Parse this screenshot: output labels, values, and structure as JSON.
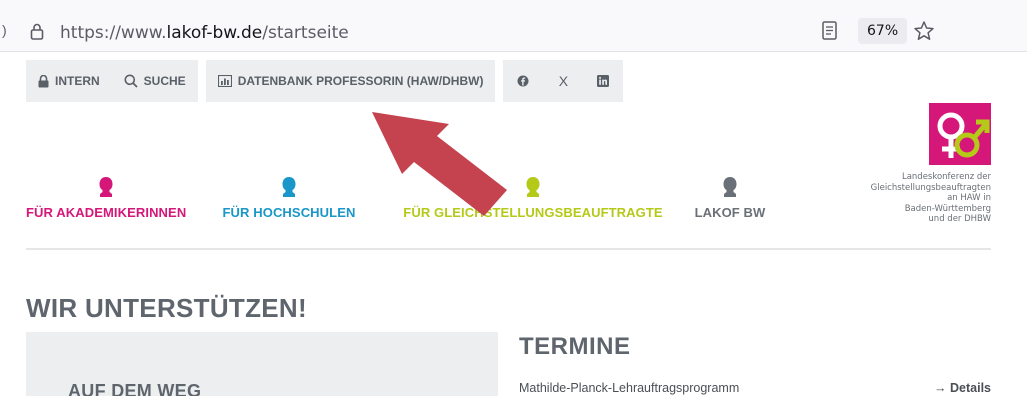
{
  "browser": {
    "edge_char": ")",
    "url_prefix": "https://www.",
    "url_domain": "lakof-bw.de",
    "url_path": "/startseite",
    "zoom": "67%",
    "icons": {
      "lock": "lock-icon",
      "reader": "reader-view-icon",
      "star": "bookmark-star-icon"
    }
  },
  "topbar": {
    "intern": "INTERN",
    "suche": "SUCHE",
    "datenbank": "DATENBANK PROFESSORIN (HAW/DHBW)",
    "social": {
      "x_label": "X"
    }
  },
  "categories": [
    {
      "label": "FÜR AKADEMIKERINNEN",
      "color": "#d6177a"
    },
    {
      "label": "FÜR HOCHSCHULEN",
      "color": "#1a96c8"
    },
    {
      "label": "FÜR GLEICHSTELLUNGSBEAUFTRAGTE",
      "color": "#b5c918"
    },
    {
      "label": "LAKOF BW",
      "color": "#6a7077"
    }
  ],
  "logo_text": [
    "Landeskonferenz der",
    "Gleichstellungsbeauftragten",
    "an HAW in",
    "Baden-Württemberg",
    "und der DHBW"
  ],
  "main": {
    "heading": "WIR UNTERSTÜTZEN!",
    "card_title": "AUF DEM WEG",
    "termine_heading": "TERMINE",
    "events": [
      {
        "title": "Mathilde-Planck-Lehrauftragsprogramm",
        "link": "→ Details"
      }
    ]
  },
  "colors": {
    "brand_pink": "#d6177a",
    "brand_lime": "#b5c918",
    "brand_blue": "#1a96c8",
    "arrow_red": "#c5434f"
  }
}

————

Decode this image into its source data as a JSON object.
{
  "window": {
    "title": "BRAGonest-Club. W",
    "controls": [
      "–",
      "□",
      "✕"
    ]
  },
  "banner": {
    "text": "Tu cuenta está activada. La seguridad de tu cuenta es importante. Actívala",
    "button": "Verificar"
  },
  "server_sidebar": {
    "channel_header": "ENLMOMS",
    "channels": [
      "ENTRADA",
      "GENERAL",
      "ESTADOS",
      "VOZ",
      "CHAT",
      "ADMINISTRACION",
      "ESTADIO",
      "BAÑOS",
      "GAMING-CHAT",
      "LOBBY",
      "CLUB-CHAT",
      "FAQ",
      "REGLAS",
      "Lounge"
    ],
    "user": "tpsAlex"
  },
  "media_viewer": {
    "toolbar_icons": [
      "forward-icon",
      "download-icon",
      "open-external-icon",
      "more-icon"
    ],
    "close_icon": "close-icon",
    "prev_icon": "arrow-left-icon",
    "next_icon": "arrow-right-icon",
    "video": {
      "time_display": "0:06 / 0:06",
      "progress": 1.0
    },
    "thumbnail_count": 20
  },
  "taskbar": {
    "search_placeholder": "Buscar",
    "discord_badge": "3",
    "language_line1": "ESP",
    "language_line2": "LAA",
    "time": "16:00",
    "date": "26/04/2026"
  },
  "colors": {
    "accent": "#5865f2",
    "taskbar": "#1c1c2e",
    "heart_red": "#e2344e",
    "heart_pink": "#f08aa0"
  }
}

————

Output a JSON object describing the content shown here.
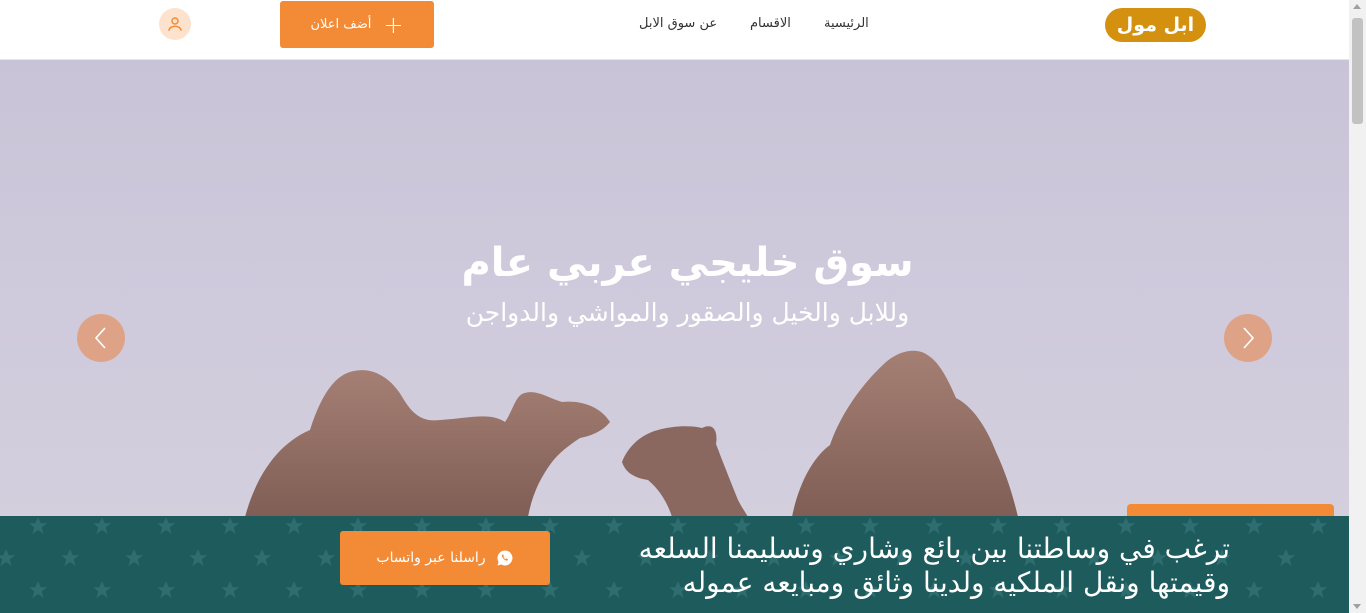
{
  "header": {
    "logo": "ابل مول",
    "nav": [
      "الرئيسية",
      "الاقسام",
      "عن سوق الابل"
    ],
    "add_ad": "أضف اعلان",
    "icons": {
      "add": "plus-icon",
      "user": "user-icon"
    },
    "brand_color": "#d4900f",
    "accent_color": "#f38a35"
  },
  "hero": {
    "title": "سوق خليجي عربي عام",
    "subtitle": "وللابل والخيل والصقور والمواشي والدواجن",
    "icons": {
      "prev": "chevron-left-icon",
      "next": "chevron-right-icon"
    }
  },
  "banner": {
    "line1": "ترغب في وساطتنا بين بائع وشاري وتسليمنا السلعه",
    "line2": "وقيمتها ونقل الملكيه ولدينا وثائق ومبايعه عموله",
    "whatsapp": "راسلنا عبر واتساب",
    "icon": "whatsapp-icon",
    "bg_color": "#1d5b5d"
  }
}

————

- **Short task**
Going through the data, tally the lines containing "chevron" and report only the result.

- **Written solution**
2